(Data records)
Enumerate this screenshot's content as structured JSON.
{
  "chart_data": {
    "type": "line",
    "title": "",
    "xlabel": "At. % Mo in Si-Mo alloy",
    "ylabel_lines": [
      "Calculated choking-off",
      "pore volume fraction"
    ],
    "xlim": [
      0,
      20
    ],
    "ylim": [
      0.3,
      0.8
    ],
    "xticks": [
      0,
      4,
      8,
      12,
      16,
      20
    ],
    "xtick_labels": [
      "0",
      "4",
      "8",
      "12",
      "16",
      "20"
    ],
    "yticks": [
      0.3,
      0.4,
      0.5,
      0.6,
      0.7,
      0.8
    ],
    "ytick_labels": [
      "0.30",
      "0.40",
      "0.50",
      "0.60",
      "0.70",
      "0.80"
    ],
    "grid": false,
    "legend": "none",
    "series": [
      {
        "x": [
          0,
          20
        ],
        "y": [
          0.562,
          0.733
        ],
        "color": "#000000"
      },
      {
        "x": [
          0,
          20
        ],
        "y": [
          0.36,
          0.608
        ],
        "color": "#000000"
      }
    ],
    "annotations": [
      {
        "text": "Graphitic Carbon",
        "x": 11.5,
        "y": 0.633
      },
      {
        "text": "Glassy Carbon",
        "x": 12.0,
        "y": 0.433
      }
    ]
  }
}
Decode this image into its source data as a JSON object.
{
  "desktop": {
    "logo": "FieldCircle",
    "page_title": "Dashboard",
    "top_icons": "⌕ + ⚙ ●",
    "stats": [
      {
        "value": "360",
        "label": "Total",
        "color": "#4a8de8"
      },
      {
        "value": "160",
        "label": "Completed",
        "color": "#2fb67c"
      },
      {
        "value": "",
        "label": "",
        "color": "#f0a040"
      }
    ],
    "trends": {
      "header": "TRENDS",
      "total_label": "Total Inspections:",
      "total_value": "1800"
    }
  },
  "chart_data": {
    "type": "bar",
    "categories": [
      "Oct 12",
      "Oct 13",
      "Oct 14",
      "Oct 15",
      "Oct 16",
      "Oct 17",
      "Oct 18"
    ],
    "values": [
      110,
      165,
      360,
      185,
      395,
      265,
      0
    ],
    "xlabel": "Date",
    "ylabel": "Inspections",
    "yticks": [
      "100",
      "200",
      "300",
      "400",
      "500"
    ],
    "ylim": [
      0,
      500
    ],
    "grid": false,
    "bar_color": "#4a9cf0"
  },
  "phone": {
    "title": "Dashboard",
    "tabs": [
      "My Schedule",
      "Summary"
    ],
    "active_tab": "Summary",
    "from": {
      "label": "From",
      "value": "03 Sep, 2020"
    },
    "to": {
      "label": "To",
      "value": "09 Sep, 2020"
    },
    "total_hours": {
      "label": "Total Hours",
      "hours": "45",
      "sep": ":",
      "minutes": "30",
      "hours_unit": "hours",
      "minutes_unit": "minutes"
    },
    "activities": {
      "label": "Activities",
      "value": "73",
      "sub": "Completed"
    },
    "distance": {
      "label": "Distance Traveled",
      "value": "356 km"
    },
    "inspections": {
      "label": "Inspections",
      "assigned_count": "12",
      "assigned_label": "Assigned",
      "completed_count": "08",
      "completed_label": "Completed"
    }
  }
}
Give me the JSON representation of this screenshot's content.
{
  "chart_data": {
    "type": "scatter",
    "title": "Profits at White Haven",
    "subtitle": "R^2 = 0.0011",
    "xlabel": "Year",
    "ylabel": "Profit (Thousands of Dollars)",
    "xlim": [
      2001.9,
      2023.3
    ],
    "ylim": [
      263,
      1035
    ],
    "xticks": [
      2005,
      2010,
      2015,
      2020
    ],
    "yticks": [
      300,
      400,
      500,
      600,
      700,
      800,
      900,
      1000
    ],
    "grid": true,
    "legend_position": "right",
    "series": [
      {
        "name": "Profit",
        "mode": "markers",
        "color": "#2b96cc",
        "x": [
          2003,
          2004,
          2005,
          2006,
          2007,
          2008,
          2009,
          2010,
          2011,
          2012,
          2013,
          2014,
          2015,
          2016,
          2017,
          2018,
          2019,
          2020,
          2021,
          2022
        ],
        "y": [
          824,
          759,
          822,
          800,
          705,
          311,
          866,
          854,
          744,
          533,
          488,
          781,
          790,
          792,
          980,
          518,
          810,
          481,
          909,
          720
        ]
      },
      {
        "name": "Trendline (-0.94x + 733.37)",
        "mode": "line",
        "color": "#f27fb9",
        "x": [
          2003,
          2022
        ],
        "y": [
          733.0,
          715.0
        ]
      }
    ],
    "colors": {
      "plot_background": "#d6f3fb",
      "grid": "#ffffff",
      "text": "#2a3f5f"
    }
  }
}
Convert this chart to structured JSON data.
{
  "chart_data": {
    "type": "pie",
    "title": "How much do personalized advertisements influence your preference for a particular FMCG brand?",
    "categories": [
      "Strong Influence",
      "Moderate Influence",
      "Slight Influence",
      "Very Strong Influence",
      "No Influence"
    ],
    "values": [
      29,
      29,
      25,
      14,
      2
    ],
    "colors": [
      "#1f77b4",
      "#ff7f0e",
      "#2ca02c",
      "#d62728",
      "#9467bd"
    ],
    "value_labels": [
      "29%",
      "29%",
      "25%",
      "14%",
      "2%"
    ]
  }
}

Requirement:
Copy out the whole listing exactly as written.

Problem solution:
Enumerate this screenshot's content as structured JSON.
{
  "chart_data": {
    "type": "line",
    "title": "",
    "xlabel": "At. % Mo in Si-Mo alloy",
    "ylabel_lines": [
      "Calculated choking-off",
      "pore volume fraction"
    ],
    "xlim": [
      0,
      20
    ],
    "ylim": [
      0.3,
      0.8
    ],
    "xticks": [
      0,
      4,
      8,
      12,
      16,
      20
    ],
    "xtick_labels": [
      "0",
      "4",
      "8",
      "12",
      "16",
      "20"
    ],
    "yticks": [
      0.3,
      0.4,
      0.5,
      0.6,
      0.7,
      0.8
    ],
    "ytick_labels": [
      "0.30",
      "0.40",
      "0.50",
      "0.60",
      "0.70",
      "0.80"
    ],
    "grid": false,
    "legend": "none",
    "series": [
      {
        "x": [
          0,
          20
        ],
        "y": [
          0.562,
          0.733
        ],
        "color": "#000000"
      },
      {
        "x": [
          0,
          20
        ],
        "y": [
          0.36,
          0.608
        ],
        "color": "#000000"
      }
    ],
    "annotations": [
      {
        "text": "Graphitic Carbon",
        "x": 11.5,
        "y": 0.633
      },
      {
        "text": "Glassy Carbon",
        "x": 12.0,
        "y": 0.433
      }
    ]
  }
}
Decode this image into its source data as a JSON object.
{
  "desktop": {
    "logo": "FieldCircle",
    "page_title": "Dashboard",
    "top_icons": "⌕ + ⚙ ●",
    "stats": [
      {
        "value": "360",
        "label": "Total",
        "color": "#4a8de8"
      },
      {
        "value": "160",
        "label": "Completed",
        "color": "#2fb67c"
      },
      {
        "value": "",
        "label": "",
        "color": "#f0a040"
      }
    ],
    "trends": {
      "header": "TRENDS",
      "total_label": "Total Inspections:",
      "total_value": "1800"
    }
  },
  "chart_data": {
    "type": "bar",
    "categories": [
      "Oct 12",
      "Oct 13",
      "Oct 14",
      "Oct 15",
      "Oct 16",
      "Oct 17",
      "Oct 18"
    ],
    "values": [
      110,
      165,
      360,
      185,
      395,
      265,
      0
    ],
    "xlabel": "Date",
    "ylabel": "Inspections",
    "yticks": [
      "100",
      "200",
      "300",
      "400",
      "500"
    ],
    "ylim": [
      0,
      500
    ],
    "grid": false,
    "bar_color": "#4a9cf0"
  },
  "phone": {
    "title": "Dashboard",
    "tabs": [
      "My Schedule",
      "Summary"
    ],
    "active_tab": "Summary",
    "from": {
      "label": "From",
      "value": "03 Sep, 2020"
    },
    "to": {
      "label": "To",
      "value": "09 Sep, 2020"
    },
    "total_hours": {
      "label": "Total Hours",
      "hours": "45",
      "sep": ":",
      "minutes": "30",
      "hours_unit": "hours",
      "minutes_unit": "minutes"
    },
    "activities": {
      "label": "Activities",
      "value": "73",
      "sub": "Completed"
    },
    "distance": {
      "label": "Distance Traveled",
      "value": "356 km"
    },
    "inspections": {
      "label": "Inspections",
      "assigned_count": "12",
      "assigned_label": "Assigned",
      "completed_count": "08",
      "completed_label": "Completed"
    }
  }
}
Give me the JSON representation of this screenshot's content.
{
  "chart_data": {
    "type": "scatter",
    "title": "Profits at White Haven",
    "subtitle": "R^2 = 0.0011",
    "xlabel": "Year",
    "ylabel": "Profit (Thousands of Dollars)",
    "xlim": [
      2001.9,
      2023.3
    ],
    "ylim": [
      263,
      1035
    ],
    "xticks": [
      2005,
      2010,
      2015,
      2020
    ],
    "yticks": [
      300,
      400,
      500,
      600,
      700,
      800,
      900,
      1000
    ],
    "grid": true,
    "legend_position": "right",
    "series": [
      {
        "name": "Profit",
        "mode": "markers",
        "color": "#2b96cc",
        "x": [
          2003,
          2004,
          2005,
          2006,
          2007,
          2008,
          2009,
          2010,
          2011,
          2012,
          2013,
          2014,
          2015,
          2016,
          2017,
          2018,
          2019,
          2020,
          2021,
          2022
        ],
        "y": [
          824,
          759,
          822,
          800,
          705,
          311,
          866,
          854,
          744,
          533,
          488,
          781,
          790,
          792,
          980,
          518,
          810,
          481,
          909,
          720
        ]
      },
      {
        "name": "Trendline (-0.94x + 733.37)",
        "mode": "line",
        "color": "#f27fb9",
        "x": [
          2003,
          2022
        ],
        "y": [
          733.0,
          715.0
        ]
      }
    ],
    "colors": {
      "plot_background": "#d6f3fb",
      "grid": "#ffffff",
      "text": "#2a3f5f"
    }
  }
}
Convert this chart to structured JSON data.
{
  "chart_data": {
    "type": "pie",
    "title": "How much do personalized advertisements influence your preference for a particular FMCG brand?",
    "categories": [
      "Strong Influence",
      "Moderate Influence",
      "Slight Influence",
      "Very Strong Influence",
      "No Influence"
    ],
    "values": [
      29,
      29,
      25,
      14,
      2
    ],
    "colors": [
      "#1f77b4",
      "#ff7f0e",
      "#2ca02c",
      "#d62728",
      "#9467bd"
    ],
    "value_labels": [
      "29%",
      "29%",
      "25%",
      "14%",
      "2%"
    ]
  }
}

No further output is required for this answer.